■ **The request**: Work out how many lines hold "this". Give the number and nothing else.

■ **Data rows**:
◇ ◇ ◇

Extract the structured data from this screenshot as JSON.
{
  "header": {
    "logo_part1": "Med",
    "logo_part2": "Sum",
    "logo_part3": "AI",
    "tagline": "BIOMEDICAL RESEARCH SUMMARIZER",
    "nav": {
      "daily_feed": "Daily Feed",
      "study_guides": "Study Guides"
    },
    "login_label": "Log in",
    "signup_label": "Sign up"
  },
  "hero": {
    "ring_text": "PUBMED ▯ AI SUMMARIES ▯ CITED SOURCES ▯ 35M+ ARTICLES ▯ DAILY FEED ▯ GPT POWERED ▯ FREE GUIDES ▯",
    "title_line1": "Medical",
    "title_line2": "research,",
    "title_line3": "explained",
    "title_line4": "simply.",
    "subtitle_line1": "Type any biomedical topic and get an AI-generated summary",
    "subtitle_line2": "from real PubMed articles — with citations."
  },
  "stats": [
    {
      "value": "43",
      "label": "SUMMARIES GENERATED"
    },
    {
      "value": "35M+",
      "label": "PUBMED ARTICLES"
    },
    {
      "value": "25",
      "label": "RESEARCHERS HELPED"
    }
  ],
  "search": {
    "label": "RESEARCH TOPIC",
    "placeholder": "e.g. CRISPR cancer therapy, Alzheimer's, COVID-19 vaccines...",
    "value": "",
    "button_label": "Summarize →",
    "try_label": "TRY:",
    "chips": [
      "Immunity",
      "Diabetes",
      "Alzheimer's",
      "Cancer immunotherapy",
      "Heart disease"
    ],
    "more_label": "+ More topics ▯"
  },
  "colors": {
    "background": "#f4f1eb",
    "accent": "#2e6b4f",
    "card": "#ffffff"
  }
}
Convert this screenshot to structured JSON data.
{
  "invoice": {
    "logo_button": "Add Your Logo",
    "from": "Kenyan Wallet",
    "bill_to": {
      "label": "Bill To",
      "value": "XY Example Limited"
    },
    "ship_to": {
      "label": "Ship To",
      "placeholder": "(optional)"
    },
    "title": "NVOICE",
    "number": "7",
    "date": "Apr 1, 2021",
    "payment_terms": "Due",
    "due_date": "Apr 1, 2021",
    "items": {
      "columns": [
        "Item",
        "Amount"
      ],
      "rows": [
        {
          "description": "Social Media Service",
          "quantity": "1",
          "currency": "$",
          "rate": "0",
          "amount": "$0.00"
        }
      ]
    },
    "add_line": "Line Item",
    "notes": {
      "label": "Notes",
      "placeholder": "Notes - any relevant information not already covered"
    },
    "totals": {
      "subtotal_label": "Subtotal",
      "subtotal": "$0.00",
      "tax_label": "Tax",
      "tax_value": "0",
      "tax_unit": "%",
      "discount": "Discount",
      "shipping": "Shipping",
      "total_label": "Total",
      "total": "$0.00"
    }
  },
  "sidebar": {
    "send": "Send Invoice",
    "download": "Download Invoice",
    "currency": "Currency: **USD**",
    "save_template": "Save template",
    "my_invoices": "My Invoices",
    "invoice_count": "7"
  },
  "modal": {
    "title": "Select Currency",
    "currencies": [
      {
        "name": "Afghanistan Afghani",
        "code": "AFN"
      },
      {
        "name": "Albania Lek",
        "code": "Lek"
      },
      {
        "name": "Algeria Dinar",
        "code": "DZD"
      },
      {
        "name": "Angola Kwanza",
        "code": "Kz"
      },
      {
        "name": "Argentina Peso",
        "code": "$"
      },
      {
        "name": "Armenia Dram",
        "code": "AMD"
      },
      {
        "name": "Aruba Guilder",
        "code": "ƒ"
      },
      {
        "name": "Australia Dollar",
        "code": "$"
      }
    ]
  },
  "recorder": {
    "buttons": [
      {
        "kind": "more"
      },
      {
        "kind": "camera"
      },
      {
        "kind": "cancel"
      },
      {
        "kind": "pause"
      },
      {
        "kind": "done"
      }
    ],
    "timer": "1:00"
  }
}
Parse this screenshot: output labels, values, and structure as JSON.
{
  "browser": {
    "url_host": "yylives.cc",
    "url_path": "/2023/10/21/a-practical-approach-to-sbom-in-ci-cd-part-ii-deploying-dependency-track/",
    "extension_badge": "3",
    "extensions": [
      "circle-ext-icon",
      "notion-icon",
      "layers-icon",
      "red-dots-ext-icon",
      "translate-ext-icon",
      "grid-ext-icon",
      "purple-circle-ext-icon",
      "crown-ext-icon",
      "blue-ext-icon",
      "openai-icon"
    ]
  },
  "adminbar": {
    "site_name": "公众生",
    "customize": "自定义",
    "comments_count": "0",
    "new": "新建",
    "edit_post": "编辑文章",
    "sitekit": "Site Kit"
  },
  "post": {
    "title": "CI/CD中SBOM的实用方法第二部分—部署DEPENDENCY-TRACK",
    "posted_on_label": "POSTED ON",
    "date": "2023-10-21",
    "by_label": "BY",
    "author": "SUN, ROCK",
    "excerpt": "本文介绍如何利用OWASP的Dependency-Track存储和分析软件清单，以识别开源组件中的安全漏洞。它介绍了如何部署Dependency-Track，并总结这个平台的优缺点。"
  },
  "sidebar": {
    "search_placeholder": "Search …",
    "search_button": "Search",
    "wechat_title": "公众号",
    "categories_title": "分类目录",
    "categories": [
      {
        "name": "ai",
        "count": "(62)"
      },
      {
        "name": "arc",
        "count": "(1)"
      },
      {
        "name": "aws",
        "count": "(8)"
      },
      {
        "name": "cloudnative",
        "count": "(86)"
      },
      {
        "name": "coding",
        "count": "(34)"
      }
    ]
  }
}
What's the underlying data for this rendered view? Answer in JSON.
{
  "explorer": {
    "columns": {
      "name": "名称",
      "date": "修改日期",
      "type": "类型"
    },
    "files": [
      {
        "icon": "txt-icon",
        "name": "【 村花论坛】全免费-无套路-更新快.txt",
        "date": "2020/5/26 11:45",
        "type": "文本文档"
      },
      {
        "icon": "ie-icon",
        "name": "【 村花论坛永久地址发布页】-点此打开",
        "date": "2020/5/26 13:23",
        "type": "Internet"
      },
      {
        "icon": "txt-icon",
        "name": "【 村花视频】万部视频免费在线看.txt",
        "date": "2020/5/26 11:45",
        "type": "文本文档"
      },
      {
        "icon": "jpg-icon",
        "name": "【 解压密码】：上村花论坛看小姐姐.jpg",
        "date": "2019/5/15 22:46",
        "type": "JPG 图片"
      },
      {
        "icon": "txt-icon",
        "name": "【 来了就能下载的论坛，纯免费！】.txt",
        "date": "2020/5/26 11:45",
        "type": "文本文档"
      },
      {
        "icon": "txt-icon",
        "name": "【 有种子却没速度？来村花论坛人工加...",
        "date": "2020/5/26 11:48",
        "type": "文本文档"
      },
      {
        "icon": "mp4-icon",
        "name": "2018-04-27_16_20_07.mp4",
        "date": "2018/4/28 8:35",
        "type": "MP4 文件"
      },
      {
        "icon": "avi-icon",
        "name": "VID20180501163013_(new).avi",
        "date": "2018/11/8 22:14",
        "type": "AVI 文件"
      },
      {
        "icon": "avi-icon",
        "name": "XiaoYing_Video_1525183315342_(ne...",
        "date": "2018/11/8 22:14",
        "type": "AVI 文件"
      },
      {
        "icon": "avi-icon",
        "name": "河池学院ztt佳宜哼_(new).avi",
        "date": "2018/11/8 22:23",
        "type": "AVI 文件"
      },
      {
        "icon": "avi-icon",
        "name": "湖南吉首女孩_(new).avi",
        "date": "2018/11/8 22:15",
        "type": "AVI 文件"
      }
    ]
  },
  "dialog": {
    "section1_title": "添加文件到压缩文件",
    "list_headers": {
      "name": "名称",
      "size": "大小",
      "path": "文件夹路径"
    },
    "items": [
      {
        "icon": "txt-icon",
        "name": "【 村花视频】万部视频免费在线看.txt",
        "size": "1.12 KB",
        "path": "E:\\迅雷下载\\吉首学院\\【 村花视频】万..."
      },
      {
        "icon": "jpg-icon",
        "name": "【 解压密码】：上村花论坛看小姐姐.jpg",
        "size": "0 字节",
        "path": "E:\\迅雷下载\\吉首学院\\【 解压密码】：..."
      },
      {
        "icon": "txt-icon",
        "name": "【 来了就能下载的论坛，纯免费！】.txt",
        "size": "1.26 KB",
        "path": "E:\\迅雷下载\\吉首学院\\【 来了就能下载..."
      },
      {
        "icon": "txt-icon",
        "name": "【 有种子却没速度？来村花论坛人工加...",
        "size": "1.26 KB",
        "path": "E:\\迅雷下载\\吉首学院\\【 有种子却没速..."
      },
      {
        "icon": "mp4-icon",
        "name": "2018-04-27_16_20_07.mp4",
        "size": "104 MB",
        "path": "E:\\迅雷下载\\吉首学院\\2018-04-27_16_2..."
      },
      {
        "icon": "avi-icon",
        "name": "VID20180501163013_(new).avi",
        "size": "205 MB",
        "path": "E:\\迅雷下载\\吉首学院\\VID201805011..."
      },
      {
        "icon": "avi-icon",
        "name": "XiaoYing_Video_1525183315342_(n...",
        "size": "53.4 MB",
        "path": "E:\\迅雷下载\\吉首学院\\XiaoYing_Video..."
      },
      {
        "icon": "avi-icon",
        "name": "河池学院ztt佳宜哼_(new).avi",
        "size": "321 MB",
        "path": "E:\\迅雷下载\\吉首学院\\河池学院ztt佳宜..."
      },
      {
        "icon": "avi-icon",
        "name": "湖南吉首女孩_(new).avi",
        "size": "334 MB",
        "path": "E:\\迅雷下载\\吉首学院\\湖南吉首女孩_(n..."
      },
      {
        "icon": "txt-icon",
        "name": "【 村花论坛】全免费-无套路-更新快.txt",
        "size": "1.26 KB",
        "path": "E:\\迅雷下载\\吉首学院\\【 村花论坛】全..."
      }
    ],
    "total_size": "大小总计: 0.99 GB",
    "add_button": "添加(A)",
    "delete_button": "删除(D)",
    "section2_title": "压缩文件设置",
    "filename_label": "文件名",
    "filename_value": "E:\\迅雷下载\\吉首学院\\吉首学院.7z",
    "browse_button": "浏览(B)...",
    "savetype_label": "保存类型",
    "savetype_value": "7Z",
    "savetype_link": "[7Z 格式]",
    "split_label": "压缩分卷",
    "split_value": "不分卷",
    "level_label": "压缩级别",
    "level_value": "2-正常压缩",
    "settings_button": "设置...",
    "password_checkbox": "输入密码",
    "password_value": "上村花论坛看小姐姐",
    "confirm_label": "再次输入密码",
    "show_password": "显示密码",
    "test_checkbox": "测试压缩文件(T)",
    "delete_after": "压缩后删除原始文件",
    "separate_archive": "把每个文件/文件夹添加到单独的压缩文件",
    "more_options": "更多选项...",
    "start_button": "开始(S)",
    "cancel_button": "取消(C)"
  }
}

◇ ◇ ◇

■ **Problem solution**: 4